WHAT THE EXERCISE ASKS ::
Go through the material below and copy all lines with "myObject".

*** SOURCE MATERIAL

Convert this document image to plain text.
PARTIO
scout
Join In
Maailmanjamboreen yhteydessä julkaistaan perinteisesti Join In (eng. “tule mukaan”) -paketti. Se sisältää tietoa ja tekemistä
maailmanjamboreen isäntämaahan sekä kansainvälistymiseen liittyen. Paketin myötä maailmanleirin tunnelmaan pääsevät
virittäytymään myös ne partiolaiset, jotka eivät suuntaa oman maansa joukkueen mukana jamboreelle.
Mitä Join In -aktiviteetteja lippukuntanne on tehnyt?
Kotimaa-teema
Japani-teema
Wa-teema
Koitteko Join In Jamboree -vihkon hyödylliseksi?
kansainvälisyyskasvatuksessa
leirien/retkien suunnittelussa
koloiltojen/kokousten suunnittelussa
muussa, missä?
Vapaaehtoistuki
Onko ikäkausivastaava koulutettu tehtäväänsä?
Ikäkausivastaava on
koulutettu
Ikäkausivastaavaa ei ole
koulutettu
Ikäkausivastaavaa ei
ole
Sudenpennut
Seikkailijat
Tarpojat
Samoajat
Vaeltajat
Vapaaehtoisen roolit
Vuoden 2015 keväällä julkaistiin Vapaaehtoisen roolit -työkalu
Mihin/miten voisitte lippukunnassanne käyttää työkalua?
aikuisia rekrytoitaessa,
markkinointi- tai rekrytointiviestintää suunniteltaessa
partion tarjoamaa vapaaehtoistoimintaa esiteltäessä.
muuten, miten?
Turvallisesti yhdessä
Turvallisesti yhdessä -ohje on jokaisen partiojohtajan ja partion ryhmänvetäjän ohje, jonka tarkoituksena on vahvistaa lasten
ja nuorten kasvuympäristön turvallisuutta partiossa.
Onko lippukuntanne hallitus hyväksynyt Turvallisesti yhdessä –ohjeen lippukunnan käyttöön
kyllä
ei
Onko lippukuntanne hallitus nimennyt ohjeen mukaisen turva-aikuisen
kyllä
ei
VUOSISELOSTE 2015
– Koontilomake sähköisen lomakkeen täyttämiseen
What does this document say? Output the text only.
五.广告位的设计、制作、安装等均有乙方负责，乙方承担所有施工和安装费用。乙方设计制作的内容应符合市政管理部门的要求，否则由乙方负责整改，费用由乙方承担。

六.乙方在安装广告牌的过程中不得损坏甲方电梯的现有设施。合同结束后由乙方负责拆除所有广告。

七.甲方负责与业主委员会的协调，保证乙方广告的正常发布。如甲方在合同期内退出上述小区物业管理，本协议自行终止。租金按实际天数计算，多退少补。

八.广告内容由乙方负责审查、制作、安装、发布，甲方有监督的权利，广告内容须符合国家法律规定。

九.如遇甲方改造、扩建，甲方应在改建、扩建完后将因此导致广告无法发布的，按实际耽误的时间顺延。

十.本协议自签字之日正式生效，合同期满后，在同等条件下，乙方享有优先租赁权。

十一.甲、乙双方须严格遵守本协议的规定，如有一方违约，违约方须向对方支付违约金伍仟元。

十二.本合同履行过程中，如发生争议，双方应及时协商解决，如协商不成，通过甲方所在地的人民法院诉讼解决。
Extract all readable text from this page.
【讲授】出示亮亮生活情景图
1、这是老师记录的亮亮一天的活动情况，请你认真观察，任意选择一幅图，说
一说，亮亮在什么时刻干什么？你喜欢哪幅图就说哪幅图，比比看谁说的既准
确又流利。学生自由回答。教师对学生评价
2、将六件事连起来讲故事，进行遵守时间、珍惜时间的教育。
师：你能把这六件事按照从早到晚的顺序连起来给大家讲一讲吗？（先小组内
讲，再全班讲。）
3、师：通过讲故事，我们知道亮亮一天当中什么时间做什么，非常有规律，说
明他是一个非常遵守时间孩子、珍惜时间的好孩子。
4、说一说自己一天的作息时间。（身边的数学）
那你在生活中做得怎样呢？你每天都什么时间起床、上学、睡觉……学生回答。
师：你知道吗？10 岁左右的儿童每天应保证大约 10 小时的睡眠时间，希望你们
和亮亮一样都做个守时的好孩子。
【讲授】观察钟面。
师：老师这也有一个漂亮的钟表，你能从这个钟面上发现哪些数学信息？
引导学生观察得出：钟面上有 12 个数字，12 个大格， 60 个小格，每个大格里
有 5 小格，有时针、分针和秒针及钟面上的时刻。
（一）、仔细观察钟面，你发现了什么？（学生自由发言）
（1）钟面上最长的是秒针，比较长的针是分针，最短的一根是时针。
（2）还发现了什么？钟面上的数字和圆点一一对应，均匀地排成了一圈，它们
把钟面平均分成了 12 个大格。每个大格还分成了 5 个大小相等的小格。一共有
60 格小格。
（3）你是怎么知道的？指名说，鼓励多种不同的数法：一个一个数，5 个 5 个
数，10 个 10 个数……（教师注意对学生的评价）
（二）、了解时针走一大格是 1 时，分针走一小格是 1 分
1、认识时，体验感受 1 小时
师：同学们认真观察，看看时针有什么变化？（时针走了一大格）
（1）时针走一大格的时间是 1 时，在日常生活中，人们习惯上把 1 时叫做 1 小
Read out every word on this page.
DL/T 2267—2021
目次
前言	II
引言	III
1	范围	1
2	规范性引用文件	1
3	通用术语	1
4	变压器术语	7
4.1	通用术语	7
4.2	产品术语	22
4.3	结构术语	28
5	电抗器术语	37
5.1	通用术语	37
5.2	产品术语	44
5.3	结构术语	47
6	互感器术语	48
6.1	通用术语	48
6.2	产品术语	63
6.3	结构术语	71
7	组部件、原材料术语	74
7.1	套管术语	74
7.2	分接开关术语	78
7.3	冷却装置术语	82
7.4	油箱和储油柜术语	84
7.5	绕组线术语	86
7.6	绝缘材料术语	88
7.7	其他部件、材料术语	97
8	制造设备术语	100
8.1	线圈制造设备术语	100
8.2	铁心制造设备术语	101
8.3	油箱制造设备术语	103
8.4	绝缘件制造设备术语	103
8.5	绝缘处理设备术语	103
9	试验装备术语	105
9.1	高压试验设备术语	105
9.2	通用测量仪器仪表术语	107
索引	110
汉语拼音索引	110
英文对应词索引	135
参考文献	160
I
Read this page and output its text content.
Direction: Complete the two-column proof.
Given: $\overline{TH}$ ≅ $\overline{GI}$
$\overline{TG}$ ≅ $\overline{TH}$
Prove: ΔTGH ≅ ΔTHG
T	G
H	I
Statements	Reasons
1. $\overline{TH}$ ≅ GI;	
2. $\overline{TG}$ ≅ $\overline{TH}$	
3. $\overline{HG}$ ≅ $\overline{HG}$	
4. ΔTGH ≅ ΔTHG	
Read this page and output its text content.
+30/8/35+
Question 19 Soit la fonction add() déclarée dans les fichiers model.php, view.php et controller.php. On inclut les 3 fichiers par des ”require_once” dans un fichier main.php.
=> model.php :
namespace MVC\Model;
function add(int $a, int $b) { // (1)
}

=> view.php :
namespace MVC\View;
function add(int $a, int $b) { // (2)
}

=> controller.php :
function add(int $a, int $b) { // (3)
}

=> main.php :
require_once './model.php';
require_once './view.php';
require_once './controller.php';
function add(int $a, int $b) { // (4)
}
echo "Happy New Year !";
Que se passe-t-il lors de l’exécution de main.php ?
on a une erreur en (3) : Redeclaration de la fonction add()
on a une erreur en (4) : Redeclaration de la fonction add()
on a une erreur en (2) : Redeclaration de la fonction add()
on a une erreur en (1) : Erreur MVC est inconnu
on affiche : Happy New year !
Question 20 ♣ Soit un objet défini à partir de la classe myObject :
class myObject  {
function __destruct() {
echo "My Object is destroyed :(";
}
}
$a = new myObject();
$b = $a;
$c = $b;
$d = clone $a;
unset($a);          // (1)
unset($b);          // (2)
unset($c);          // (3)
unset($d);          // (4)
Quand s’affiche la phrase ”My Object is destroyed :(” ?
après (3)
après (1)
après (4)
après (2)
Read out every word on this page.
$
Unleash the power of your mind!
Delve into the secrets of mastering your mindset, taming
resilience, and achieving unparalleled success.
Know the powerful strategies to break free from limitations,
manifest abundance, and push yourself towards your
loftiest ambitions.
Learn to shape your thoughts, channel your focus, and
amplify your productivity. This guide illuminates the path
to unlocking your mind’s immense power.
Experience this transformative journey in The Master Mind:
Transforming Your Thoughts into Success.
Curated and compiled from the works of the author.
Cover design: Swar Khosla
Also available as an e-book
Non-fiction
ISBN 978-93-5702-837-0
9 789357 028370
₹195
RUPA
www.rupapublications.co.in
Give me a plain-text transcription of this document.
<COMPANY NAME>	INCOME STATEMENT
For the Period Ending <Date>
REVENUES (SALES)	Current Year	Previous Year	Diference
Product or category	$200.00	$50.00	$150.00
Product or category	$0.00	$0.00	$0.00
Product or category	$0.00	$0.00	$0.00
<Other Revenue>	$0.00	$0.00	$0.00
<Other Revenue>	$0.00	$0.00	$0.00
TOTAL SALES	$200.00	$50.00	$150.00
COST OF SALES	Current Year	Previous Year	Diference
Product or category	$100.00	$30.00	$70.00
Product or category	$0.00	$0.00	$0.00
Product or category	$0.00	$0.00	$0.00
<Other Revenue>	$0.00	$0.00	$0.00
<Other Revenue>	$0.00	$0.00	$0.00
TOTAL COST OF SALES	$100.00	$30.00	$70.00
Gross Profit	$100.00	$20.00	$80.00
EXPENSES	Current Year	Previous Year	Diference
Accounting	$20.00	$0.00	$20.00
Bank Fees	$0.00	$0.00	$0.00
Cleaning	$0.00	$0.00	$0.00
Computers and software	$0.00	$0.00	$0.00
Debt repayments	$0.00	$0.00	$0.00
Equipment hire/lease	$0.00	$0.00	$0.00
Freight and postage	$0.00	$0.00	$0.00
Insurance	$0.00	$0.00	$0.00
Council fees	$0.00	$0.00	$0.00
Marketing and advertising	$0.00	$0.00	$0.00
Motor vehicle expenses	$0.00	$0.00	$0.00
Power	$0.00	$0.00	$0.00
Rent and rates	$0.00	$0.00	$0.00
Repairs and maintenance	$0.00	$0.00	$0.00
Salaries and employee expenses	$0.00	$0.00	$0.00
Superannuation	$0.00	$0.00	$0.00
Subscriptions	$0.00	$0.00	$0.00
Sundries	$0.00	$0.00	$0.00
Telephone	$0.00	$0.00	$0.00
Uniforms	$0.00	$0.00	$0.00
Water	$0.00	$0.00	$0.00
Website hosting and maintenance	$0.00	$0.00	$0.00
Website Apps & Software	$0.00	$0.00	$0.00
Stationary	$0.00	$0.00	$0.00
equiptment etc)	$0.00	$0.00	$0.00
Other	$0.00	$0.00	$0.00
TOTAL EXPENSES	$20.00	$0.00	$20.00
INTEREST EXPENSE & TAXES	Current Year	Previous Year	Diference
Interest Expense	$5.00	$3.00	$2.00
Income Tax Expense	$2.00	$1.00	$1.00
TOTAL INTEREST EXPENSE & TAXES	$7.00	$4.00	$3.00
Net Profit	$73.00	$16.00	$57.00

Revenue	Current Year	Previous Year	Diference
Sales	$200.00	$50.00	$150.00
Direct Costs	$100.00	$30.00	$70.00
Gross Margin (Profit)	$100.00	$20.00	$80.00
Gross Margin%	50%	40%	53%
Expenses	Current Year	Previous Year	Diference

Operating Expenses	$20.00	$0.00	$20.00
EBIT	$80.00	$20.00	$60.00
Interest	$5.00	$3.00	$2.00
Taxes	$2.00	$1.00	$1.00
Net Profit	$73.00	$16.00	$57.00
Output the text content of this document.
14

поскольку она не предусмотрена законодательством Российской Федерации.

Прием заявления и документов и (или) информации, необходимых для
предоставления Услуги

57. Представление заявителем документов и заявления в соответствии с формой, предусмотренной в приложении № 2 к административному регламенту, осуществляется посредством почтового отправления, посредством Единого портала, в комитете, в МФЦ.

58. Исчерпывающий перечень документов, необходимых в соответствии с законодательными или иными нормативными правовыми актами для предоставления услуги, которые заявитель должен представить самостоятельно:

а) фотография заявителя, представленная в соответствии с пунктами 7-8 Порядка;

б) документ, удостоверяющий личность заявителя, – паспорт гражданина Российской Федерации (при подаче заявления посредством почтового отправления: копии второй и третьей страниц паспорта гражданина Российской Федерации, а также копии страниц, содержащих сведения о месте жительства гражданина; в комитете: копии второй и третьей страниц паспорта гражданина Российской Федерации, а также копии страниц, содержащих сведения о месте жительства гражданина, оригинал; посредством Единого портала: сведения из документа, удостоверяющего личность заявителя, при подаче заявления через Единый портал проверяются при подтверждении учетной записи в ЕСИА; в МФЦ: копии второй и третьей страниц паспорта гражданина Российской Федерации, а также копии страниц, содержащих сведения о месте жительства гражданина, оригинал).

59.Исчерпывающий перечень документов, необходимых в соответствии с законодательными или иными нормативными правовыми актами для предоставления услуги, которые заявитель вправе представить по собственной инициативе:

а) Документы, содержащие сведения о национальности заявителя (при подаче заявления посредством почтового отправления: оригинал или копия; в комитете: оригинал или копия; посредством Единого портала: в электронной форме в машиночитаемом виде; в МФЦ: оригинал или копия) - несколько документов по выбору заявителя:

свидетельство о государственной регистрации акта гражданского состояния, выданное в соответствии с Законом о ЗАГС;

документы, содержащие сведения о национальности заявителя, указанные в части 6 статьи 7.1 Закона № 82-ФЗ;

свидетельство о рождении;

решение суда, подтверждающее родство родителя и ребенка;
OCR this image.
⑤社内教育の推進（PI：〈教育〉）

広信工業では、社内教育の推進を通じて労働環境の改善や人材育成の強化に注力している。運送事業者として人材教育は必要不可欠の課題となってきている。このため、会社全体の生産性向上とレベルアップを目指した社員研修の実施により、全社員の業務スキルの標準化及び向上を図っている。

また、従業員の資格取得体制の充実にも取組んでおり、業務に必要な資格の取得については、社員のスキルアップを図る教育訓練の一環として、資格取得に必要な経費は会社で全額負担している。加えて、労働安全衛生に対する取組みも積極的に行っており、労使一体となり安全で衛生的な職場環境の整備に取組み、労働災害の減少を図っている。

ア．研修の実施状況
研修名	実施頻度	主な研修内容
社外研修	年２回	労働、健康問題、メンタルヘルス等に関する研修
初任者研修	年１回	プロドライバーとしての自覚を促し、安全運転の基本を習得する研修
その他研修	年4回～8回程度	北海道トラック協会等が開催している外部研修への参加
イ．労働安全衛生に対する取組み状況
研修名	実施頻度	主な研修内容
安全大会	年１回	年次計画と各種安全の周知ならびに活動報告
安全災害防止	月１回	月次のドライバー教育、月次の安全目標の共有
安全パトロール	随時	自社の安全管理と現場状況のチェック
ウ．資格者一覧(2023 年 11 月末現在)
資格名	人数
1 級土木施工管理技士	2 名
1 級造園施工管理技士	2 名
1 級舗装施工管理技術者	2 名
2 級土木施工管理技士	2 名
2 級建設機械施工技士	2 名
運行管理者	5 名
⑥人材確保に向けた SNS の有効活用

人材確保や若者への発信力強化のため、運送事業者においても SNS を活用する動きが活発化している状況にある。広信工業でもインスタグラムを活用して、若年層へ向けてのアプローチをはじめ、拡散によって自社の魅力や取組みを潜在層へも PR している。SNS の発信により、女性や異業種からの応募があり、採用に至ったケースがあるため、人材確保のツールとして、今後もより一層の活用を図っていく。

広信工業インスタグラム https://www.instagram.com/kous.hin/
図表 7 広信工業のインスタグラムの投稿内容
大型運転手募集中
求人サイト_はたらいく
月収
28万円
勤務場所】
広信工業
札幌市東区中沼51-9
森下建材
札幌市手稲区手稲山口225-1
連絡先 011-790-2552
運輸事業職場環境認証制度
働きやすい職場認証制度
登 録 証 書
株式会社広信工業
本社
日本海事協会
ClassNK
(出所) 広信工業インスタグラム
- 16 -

******

RIGHT ANSWER ::
Question 20 ♣ Soit un objet défini à partir de la classe myObject :
class myObject  {
$a = new myObject();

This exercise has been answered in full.